═══ Source material
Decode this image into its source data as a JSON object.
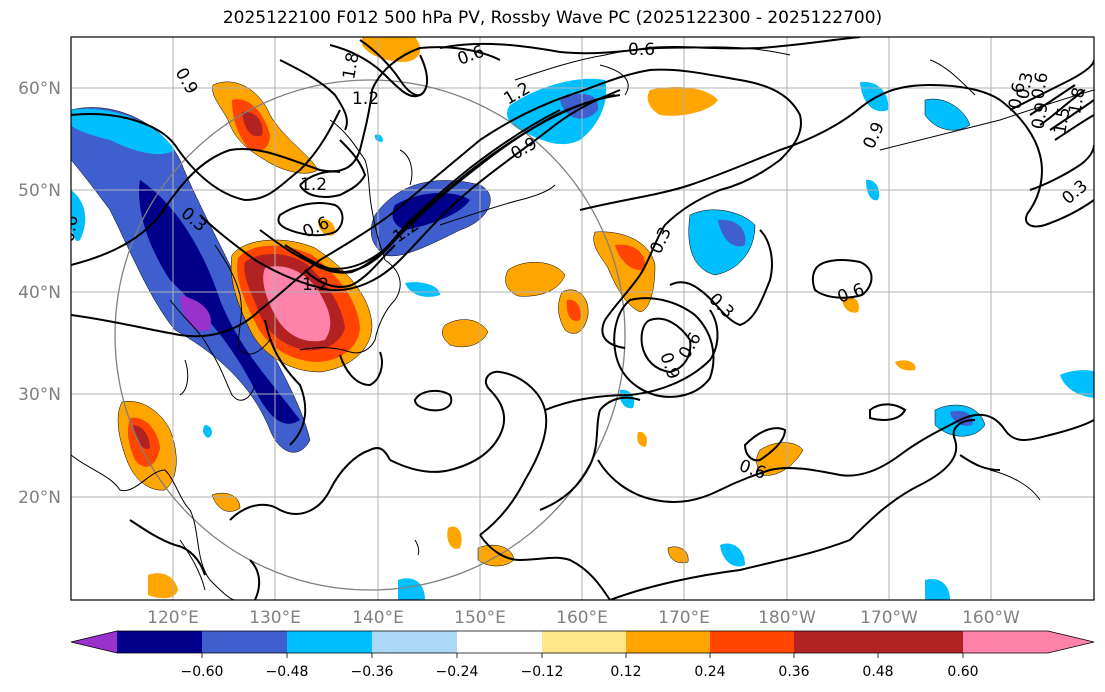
{
  "title": "2025122100 F012 500 hPa PV, Rossby Wave PC (2025122300 - 2025122700)",
  "lat_labels": [
    "60°N",
    "50°N",
    "40°N",
    "30°N",
    "20°N"
  ],
  "lon_labels": [
    "120°E",
    "130°E",
    "140°E",
    "150°E",
    "160°E",
    "170°E",
    "180°W",
    "170°W",
    "160°W"
  ],
  "colorbar": {
    "ticks": [
      "−0.60",
      "−0.48",
      "−0.36",
      "−0.24",
      "−0.12",
      "0.12",
      "0.24",
      "0.36",
      "0.48",
      "0.60"
    ],
    "colors": [
      "#9932cc",
      "#00008b",
      "#3f5fcf",
      "#00bfff",
      "#add8f5",
      "#ffffff",
      "#ffe68a",
      "#ffa500",
      "#ff4500",
      "#b22222",
      "#ff82ab"
    ]
  },
  "contour_labels": [
    "0.6",
    "0.6",
    "0.9",
    "1.8",
    "1.2",
    "1.2",
    "1.2",
    "0.9",
    "1.2",
    "0.6",
    "0.3",
    "0.6",
    "1.2",
    "0.6",
    "0.9",
    "0.3",
    "0.3",
    "0.6",
    "0.9",
    "0.6",
    "0.6",
    "0.3",
    "0.3",
    "0.6",
    "0.9",
    "1.8",
    "1.5"
  ]
}
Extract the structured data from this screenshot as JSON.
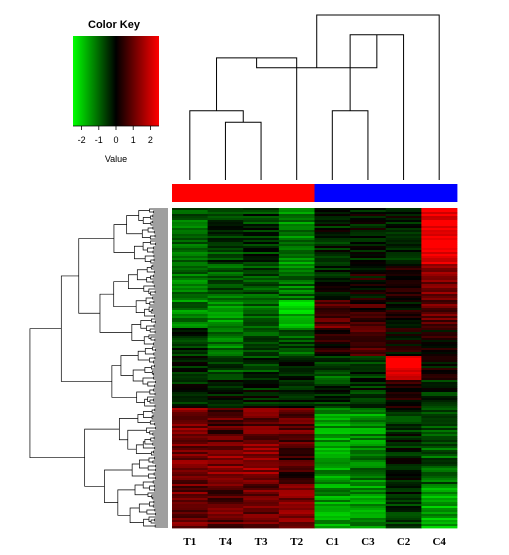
{
  "color_key": {
    "title": "Color Key",
    "axis_label": "Value",
    "ticks": [
      "-2",
      "-1",
      "0",
      "1",
      "2"
    ],
    "tick_values": [
      -2,
      -1,
      0,
      1,
      2
    ],
    "range": [
      -2.5,
      2.5
    ],
    "colors": {
      "low": "#00ff00",
      "mid": "#000000",
      "high": "#ff0000"
    }
  },
  "chart_data": {
    "type": "heatmap",
    "columns": [
      "T1",
      "T4",
      "T3",
      "T2",
      "C1",
      "C3",
      "C2",
      "C4"
    ],
    "column_groups": [
      "#ff0000",
      "#ff0000",
      "#ff0000",
      "#ff0000",
      "#0000ff",
      "#0000ff",
      "#0000ff",
      "#0000ff"
    ],
    "column_dendrogram_heights": [
      0.35,
      0.42,
      0.74,
      0.88,
      0.42,
      0.68,
      1.0
    ],
    "row_blocks": [
      {
        "rows": 28,
        "values": [
          -1.0,
          -0.6,
          -0.5,
          -1.3,
          -0.3,
          -0.2,
          -0.2,
          2.4
        ]
      },
      {
        "rows": 18,
        "values": [
          -1.1,
          -0.9,
          -0.8,
          -1.1,
          -0.2,
          0.1,
          0.4,
          1.2
        ]
      },
      {
        "rows": 14,
        "values": [
          -1.2,
          -1.3,
          -1.0,
          -1.8,
          0.9,
          0.5,
          0.1,
          1.0
        ]
      },
      {
        "rows": 14,
        "values": [
          -0.5,
          -1.2,
          -0.8,
          -0.8,
          0.4,
          0.6,
          0.1,
          0.2
        ]
      },
      {
        "rows": 12,
        "values": [
          -0.4,
          -0.7,
          -0.6,
          -0.5,
          -0.8,
          -0.5,
          2.4,
          0.0
        ]
      },
      {
        "rows": 14,
        "values": [
          -0.3,
          -0.2,
          -0.3,
          -0.4,
          -0.5,
          -0.4,
          0.2,
          -0.3
        ]
      },
      {
        "rows": 18,
        "values": [
          1.2,
          0.8,
          1.0,
          0.9,
          -1.6,
          -1.4,
          -0.4,
          -0.8
        ]
      },
      {
        "rows": 20,
        "values": [
          1.1,
          1.3,
          1.4,
          0.6,
          -1.5,
          -1.2,
          -0.3,
          -0.9
        ]
      },
      {
        "rows": 22,
        "values": [
          1.0,
          0.9,
          1.0,
          1.1,
          -1.5,
          -1.5,
          -0.4,
          -1.6
        ]
      }
    ],
    "color_scale": {
      "min": -2.5,
      "max": 2.5
    }
  }
}
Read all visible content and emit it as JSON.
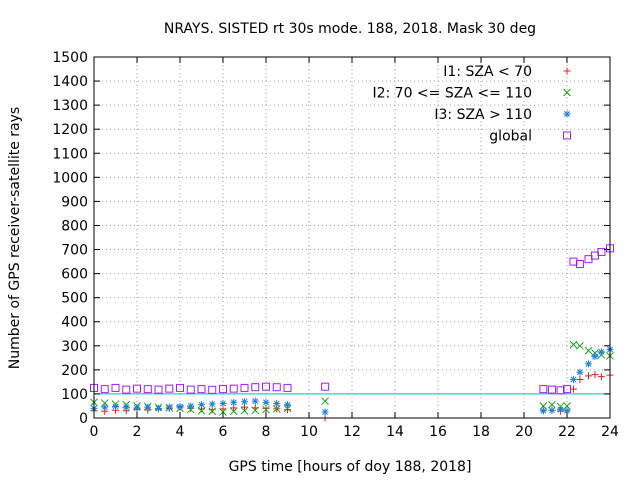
{
  "chart_data": {
    "type": "scatter",
    "title": "NRAYS. SISTED rt 30s mode. 188, 2018. Mask 30 deg",
    "xlabel": "GPS time [hours of doy 188, 2018]",
    "ylabel": "Number of GPS receiver-satellite rays",
    "xlim": [
      0,
      24
    ],
    "ylim": [
      0,
      1500
    ],
    "x_ticks": [
      0,
      2,
      4,
      6,
      8,
      10,
      12,
      14,
      16,
      18,
      20,
      22,
      24
    ],
    "y_ticks": [
      0,
      100,
      200,
      300,
      400,
      500,
      600,
      700,
      800,
      900,
      1000,
      1100,
      1200,
      1300,
      1400,
      1500
    ],
    "grid": true,
    "legend_position": "top-right",
    "reference_line": {
      "y": 100,
      "color": "#00c0c0"
    },
    "series": [
      {
        "name": "I1: SZA < 70",
        "marker": "+",
        "color": "#e02020",
        "points": [
          [
            0.0,
            30
          ],
          [
            0.5,
            28
          ],
          [
            1.0,
            32
          ],
          [
            1.5,
            30
          ],
          [
            2.0,
            35
          ],
          [
            2.5,
            33
          ],
          [
            3.0,
            38
          ],
          [
            3.5,
            40
          ],
          [
            4.0,
            45
          ],
          [
            4.5,
            40
          ],
          [
            5.0,
            38
          ],
          [
            5.5,
            35
          ],
          [
            6.0,
            38
          ],
          [
            6.5,
            42
          ],
          [
            7.0,
            45
          ],
          [
            7.5,
            42
          ],
          [
            8.0,
            40
          ],
          [
            8.5,
            38
          ],
          [
            9.0,
            35
          ],
          [
            10.75,
            0
          ],
          [
            20.9,
            30
          ],
          [
            21.3,
            32
          ],
          [
            21.7,
            28
          ],
          [
            22.0,
            30
          ],
          [
            22.3,
            120
          ],
          [
            22.6,
            160
          ],
          [
            23.0,
            175
          ],
          [
            23.3,
            180
          ],
          [
            23.6,
            172
          ],
          [
            24.0,
            178
          ]
        ]
      },
      {
        "name": "I2: 70 <= SZA <= 110",
        "marker": "x",
        "color": "#20a020",
        "points": [
          [
            0.0,
            65
          ],
          [
            0.5,
            62
          ],
          [
            1.0,
            58
          ],
          [
            1.5,
            55
          ],
          [
            2.0,
            50
          ],
          [
            2.5,
            48
          ],
          [
            3.0,
            45
          ],
          [
            3.5,
            42
          ],
          [
            4.0,
            40
          ],
          [
            4.5,
            35
          ],
          [
            5.0,
            30
          ],
          [
            5.5,
            28
          ],
          [
            6.0,
            25
          ],
          [
            6.5,
            28
          ],
          [
            7.0,
            30
          ],
          [
            7.5,
            32
          ],
          [
            8.0,
            35
          ],
          [
            8.5,
            38
          ],
          [
            9.0,
            40
          ],
          [
            10.75,
            70
          ],
          [
            20.9,
            50
          ],
          [
            21.3,
            55
          ],
          [
            21.7,
            48
          ],
          [
            22.0,
            50
          ],
          [
            22.3,
            305
          ],
          [
            22.6,
            300
          ],
          [
            23.0,
            280
          ],
          [
            23.3,
            270
          ],
          [
            23.6,
            262
          ],
          [
            24.0,
            258
          ]
        ]
      },
      {
        "name": "I3: SZA > 110",
        "marker": "*",
        "color": "#2080d0",
        "points": [
          [
            0.0,
            40
          ],
          [
            0.5,
            45
          ],
          [
            1.0,
            48
          ],
          [
            1.5,
            45
          ],
          [
            2.0,
            42
          ],
          [
            2.5,
            45
          ],
          [
            3.0,
            40
          ],
          [
            3.5,
            45
          ],
          [
            4.0,
            48
          ],
          [
            4.5,
            50
          ],
          [
            5.0,
            55
          ],
          [
            5.5,
            58
          ],
          [
            6.0,
            60
          ],
          [
            6.5,
            65
          ],
          [
            7.0,
            68
          ],
          [
            7.5,
            70
          ],
          [
            8.0,
            65
          ],
          [
            8.5,
            60
          ],
          [
            9.0,
            55
          ],
          [
            10.75,
            25
          ],
          [
            20.9,
            30
          ],
          [
            21.3,
            32
          ],
          [
            21.7,
            35
          ],
          [
            22.0,
            30
          ],
          [
            22.3,
            160
          ],
          [
            22.6,
            190
          ],
          [
            23.0,
            225
          ],
          [
            23.3,
            255
          ],
          [
            23.6,
            275
          ],
          [
            24.0,
            285
          ]
        ]
      },
      {
        "name": "global",
        "marker": "square",
        "color": "#a020f0",
        "points": [
          [
            0.0,
            125
          ],
          [
            0.5,
            120
          ],
          [
            1.0,
            125
          ],
          [
            1.5,
            118
          ],
          [
            2.0,
            122
          ],
          [
            2.5,
            120
          ],
          [
            3.0,
            118
          ],
          [
            3.5,
            122
          ],
          [
            4.0,
            125
          ],
          [
            4.5,
            118
          ],
          [
            5.0,
            120
          ],
          [
            5.5,
            117
          ],
          [
            6.0,
            120
          ],
          [
            6.5,
            122
          ],
          [
            7.0,
            125
          ],
          [
            7.5,
            128
          ],
          [
            8.0,
            130
          ],
          [
            8.5,
            128
          ],
          [
            9.0,
            125
          ],
          [
            10.75,
            130
          ],
          [
            20.9,
            120
          ],
          [
            21.3,
            118
          ],
          [
            21.7,
            115
          ],
          [
            22.0,
            120
          ],
          [
            22.3,
            650
          ],
          [
            22.6,
            640
          ],
          [
            23.0,
            660
          ],
          [
            23.3,
            675
          ],
          [
            23.6,
            690
          ],
          [
            24.0,
            705
          ]
        ]
      }
    ]
  }
}
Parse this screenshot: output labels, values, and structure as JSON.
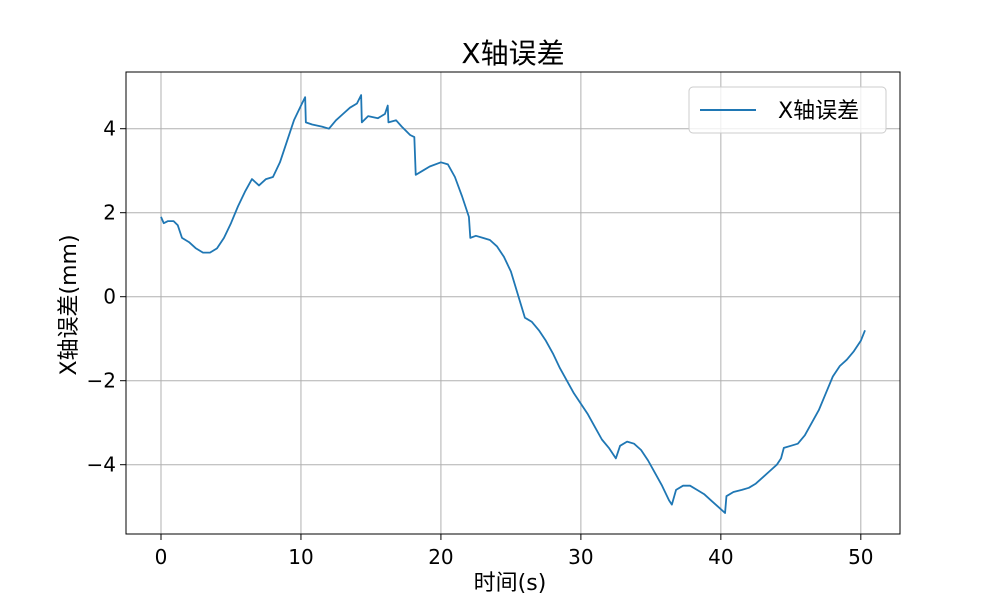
══════
Using the entries above, find all lines with "screenshot". Copy them.

Extract the structured data from this screenshot as JSON.
Parse this screenshot: output labels, values, and structure as JSON.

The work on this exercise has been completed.